begin Available data
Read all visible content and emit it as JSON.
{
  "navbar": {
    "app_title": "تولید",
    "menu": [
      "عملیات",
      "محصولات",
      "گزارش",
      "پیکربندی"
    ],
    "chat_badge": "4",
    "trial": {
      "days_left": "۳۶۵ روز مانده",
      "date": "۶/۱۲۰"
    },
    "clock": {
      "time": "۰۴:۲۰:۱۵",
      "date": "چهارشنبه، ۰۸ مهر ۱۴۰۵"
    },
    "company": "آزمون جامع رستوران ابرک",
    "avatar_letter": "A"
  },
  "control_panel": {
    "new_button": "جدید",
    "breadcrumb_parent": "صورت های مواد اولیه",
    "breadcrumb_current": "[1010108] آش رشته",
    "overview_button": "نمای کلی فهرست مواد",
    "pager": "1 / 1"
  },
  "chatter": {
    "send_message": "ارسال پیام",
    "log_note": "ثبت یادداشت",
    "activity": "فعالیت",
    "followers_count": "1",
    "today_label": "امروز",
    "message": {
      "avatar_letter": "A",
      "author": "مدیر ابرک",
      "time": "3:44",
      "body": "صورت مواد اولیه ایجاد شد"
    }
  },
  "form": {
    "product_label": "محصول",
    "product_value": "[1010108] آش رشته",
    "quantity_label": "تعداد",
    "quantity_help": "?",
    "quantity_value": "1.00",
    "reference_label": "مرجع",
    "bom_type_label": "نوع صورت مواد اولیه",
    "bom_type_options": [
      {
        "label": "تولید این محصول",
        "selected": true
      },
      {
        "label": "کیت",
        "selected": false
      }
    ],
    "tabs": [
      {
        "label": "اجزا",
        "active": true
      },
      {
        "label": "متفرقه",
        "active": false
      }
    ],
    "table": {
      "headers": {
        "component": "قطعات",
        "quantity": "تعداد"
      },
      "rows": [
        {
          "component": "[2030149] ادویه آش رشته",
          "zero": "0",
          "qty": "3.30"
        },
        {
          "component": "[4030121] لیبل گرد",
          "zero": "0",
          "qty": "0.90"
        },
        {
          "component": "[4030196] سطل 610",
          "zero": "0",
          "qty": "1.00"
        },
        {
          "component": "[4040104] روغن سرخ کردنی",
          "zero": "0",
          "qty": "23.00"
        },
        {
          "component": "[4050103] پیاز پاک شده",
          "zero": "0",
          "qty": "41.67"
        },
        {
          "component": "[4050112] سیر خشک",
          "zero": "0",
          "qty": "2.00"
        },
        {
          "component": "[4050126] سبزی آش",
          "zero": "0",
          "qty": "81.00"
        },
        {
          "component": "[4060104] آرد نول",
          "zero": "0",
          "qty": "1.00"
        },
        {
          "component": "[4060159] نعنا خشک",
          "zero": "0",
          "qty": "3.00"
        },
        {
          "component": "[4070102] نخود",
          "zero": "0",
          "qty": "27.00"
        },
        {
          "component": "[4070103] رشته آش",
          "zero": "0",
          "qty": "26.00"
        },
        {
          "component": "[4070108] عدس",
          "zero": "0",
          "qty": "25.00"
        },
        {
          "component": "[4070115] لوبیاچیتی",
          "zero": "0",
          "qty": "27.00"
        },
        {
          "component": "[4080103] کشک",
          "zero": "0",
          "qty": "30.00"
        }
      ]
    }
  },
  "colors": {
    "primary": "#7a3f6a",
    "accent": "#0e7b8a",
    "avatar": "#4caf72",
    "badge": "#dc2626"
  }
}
end Available data
Set problem:
Your task is to give the records above again, exactly.

Result of the task:
Read all visible content and emit it as JSON.
{
  "navbar": {
    "app_title": "تولید",
    "menu": [
      "عملیات",
      "محصولات",
      "گزارش",
      "پیکربندی"
    ],
    "chat_badge": "4",
    "trial": {
      "days_left": "۳۶۵ روز مانده",
      "date": "۶/۱۲۰"
    },
    "clock": {
      "time": "۰۴:۲۰:۱۵",
      "date": "چهارشنبه، ۰۸ مهر ۱۴۰۵"
    },
    "company": "آزمون جامع رستوران ابرک",
    "avatar_letter": "A"
  },
  "control_panel": {
    "new_button": "جدید",
    "breadcrumb_parent": "صورت های مواد اولیه",
    "breadcrumb_current": "[1010108] آش رشته",
    "overview_button": "نمای کلی فهرست مواد",
    "pager": "1 / 1"
  },
  "chatter": {
    "send_message": "ارسال پیام",
    "log_note": "ثبت یادداشت",
    "activity": "فعالیت",
    "followers_count": "1",
    "today_label": "امروز",
    "message": {
      "avatar_letter": "A",
      "author": "مدیر ابرک",
      "time": "3:44",
      "body": "صورت مواد اولیه ایجاد شد"
    }
  },
  "form": {
    "product_label": "محصول",
    "product_value": "[1010108] آش رشته",
    "quantity_label": "تعداد",
    "quantity_help": "?",
    "quantity_value": "1.00",
    "reference_label": "مرجع",
    "bom_type_label": "نوع صورت مواد اولیه",
    "bom_type_options": [
      {
        "label": "تولید این محصول",
        "selected": true
      },
      {
        "label": "کیت",
        "selected": false
      }
    ],
    "tabs": [
      {
        "label": "اجزا",
        "active": true
      },
      {
        "label": "متفرقه",
        "active": false
      }
    ],
    "table": {
      "headers": {
        "component": "قطعات",
        "quantity": "تعداد"
      },
      "rows": [
        {
          "component": "[2030149] ادویه آش رشته",
          "zero": "0",
          "qty": "3.30"
        },
        {
          "component": "[4030121] لیبل گرد",
          "zero": "0",
          "qty": "0.90"
        },
        {
          "component": "[4030196] سطل 610",
          "zero": "0",
          "qty": "1.00"
        },
        {
          "component": "[4040104] روغن سرخ کردنی",
          "zero": "0",
          "qty": "23.00"
        },
        {
          "component": "[4050103] پیاز پاک شده",
          "zero": "0",
          "qty": "41.67"
        },
        {
          "component": "[4050112] سیر خشک",
          "zero": "0",
          "qty": "2.00"
        },
        {
          "component": "[4050126] سبزی آش",
          "zero": "0",
          "qty": "81.00"
        },
        {
          "component": "[4060104] آرد نول",
          "zero": "0",
          "qty": "1.00"
        },
        {
          "component": "[4060159] نعنا خشک",
          "zero": "0",
          "qty": "3.00"
        },
        {
          "component": "[4070102] نخود",
          "zero": "0",
          "qty": "27.00"
        },
        {
          "component": "[4070103] رشته آش",
          "zero": "0",
          "qty": "26.00"
        },
        {
          "component": "[4070108] عدس",
          "zero": "0",
          "qty": "25.00"
        },
        {
          "component": "[4070115] لوبیاچیتی",
          "zero": "0",
          "qty": "27.00"
        },
        {
          "component": "[4080103] کشک",
          "zero": "0",
          "qty": "30.00"
        }
      ]
    }
  },
  "colors": {
    "primary": "#7a3f6a",
    "accent": "#0e7b8a",
    "avatar": "#4caf72",
    "badge": "#dc2626"
  }
}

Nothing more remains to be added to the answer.